◆ **WHAT THE TASK REQUIRES**
Repeat the data word for word. Do not include the pictures.

::::::

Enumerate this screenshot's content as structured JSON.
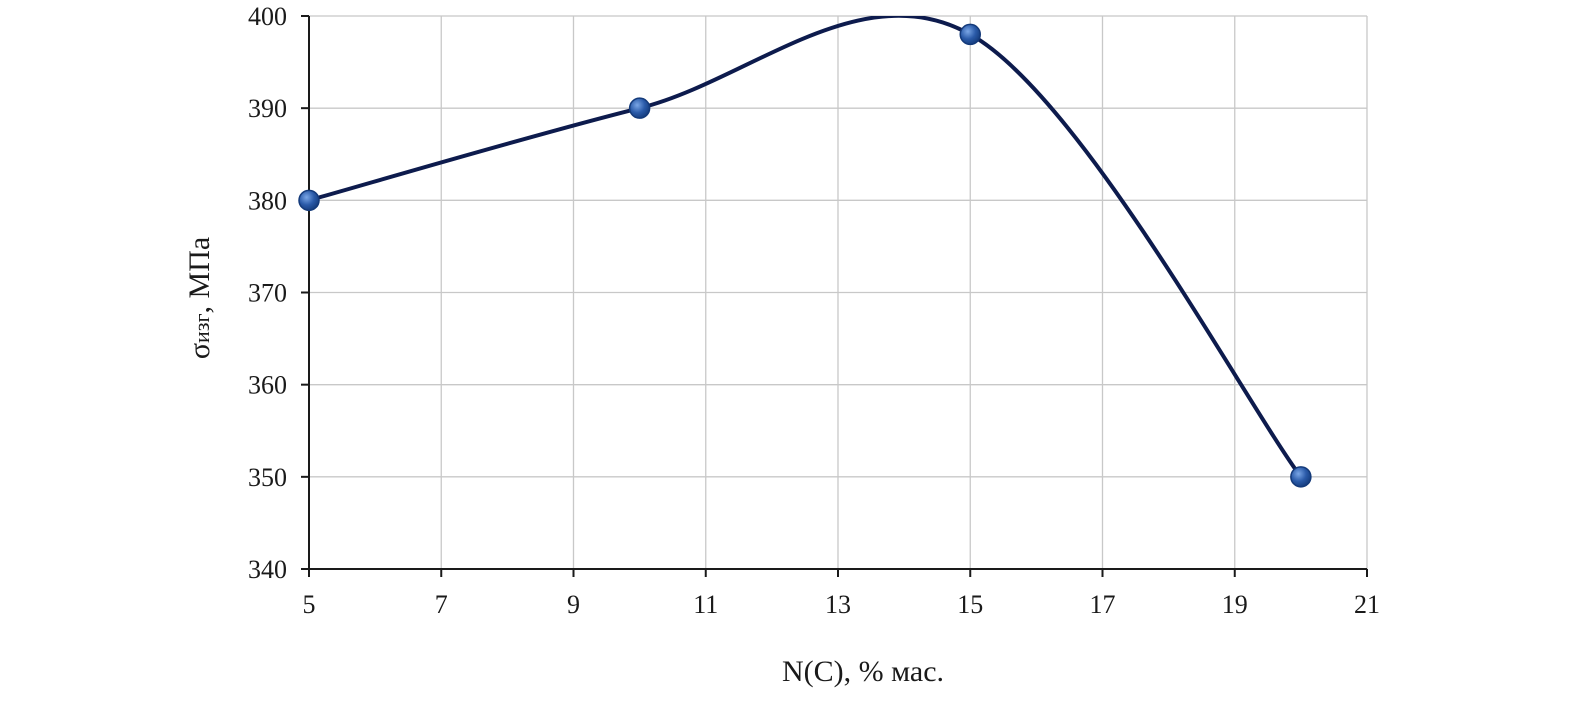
{
  "chart_data": {
    "type": "line",
    "smooth": true,
    "title": "",
    "xlabel": "N(C), % мас.",
    "ylabel": {
      "symbol": "σ",
      "subscript": "изг",
      "unit": ", МПа"
    },
    "x": [
      5,
      10,
      15,
      20
    ],
    "series": [
      {
        "values": [
          380,
          390,
          398,
          350
        ]
      }
    ],
    "xlim": [
      5,
      21
    ],
    "ylim": [
      340,
      400
    ],
    "xticks": [
      5,
      7,
      9,
      11,
      13,
      15,
      17,
      19,
      21
    ],
    "yticks": [
      340,
      350,
      360,
      370,
      380,
      390,
      400
    ],
    "grid": true,
    "legend": "none",
    "colors": {
      "line": "#0d1b4d",
      "marker": "#2a5aa8",
      "marker_edge": "#143a7a",
      "grid": "#c8c8c8",
      "axis": "#1a1a1a"
    }
  }
}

::::::

◆ **SOLVED PROBLEM**
Enumerate this screenshot's content as structured JSON.
{
  "chart_data": {
    "type": "line",
    "smooth": true,
    "title": "",
    "xlabel": "N(C), % мас.",
    "ylabel": {
      "symbol": "σ",
      "subscript": "изг",
      "unit": ", МПа"
    },
    "x": [
      5,
      10,
      15,
      20
    ],
    "series": [
      {
        "values": [
          380,
          390,
          398,
          350
        ]
      }
    ],
    "xlim": [
      5,
      21
    ],
    "ylim": [
      340,
      400
    ],
    "xticks": [
      5,
      7,
      9,
      11,
      13,
      15,
      17,
      19,
      21
    ],
    "yticks": [
      340,
      350,
      360,
      370,
      380,
      390,
      400
    ],
    "grid": true,
    "legend": "none",
    "colors": {
      "line": "#0d1b4d",
      "marker": "#2a5aa8",
      "marker_edge": "#143a7a",
      "grid": "#c8c8c8",
      "axis": "#1a1a1a"
    }
  }
}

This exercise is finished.